- [Stated task]:
Filter the entries below, keeping only lines with the word "title".

Some records:
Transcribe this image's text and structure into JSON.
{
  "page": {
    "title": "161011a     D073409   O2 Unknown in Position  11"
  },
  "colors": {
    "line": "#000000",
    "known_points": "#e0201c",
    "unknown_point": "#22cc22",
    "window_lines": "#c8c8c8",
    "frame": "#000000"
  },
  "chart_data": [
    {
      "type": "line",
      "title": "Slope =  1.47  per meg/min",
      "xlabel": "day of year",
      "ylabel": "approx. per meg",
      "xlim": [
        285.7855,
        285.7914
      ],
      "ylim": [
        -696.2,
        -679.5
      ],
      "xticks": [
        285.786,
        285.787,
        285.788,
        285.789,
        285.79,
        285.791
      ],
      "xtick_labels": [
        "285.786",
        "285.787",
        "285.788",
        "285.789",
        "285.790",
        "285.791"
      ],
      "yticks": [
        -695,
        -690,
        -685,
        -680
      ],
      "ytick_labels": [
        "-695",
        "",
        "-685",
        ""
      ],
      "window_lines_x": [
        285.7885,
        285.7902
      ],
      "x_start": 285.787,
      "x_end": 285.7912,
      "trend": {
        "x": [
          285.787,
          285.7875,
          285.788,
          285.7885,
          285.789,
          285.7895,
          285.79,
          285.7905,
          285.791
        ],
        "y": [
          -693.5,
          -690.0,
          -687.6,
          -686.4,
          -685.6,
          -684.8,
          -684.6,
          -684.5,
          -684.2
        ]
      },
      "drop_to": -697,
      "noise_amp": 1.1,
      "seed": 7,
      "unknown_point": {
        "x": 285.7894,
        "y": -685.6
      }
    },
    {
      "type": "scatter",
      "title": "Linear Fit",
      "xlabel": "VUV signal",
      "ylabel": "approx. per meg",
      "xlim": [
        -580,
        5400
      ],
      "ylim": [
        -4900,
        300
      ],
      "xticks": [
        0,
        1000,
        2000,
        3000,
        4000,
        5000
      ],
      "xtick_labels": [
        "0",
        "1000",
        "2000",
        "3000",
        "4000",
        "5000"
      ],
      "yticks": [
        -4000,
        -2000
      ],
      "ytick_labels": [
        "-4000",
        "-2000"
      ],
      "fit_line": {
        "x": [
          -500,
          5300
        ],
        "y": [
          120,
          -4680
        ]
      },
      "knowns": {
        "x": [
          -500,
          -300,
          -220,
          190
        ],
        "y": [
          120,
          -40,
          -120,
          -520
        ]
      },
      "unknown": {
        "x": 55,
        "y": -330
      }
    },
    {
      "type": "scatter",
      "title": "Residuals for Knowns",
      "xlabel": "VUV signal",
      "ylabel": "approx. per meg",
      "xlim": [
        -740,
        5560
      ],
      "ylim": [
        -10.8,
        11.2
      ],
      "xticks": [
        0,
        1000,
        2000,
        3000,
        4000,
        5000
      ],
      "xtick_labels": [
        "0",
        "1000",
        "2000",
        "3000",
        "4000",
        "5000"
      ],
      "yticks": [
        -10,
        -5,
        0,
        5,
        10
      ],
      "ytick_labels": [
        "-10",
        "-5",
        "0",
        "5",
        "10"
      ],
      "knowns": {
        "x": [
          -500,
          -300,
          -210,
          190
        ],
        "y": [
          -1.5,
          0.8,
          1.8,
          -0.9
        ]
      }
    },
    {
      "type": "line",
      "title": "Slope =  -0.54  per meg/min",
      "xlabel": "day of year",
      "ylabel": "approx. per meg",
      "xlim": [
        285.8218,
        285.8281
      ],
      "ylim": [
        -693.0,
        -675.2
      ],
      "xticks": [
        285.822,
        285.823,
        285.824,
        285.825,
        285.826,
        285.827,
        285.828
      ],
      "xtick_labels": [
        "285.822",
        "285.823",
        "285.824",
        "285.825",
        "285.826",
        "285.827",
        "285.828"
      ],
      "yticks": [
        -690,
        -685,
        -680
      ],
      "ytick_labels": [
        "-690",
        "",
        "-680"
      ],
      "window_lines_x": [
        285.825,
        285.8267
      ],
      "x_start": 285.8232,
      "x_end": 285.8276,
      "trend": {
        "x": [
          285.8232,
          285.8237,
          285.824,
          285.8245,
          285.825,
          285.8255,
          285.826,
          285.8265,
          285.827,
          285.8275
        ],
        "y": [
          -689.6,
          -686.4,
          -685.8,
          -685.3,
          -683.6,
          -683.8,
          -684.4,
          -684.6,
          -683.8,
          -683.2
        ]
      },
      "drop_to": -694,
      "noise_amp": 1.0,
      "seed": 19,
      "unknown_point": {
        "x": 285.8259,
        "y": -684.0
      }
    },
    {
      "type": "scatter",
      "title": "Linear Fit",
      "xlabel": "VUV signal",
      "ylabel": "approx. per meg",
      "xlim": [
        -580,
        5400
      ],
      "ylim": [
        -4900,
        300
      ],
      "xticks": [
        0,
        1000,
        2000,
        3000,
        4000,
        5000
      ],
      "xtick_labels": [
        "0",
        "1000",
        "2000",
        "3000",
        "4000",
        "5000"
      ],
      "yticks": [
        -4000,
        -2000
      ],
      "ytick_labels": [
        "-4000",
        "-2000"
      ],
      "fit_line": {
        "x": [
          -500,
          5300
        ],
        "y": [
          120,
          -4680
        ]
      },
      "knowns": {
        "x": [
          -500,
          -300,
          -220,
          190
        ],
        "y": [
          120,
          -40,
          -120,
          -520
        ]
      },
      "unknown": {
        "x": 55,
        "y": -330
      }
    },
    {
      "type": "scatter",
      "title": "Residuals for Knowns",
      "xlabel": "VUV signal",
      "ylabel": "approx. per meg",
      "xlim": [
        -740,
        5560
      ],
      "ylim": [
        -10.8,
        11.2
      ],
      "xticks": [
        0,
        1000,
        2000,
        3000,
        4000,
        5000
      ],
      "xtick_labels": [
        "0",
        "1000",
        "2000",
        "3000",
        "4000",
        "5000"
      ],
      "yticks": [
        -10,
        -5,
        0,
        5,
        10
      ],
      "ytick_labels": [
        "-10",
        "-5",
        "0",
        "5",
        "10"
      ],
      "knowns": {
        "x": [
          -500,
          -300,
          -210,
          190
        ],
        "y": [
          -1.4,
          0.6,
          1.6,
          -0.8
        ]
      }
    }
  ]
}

- [Answer below]:
    "title": "161011a     D073409   O2 Unknown in Position  11"
      "title": "Slope =  1.47  per meg/min",
      "title": "Linear Fit",
      "title": "Residuals for Knowns",
      "title": "Slope =  -0.54  per meg/min",
      "title": "Linear Fit",
      "title": "Residuals for Knowns",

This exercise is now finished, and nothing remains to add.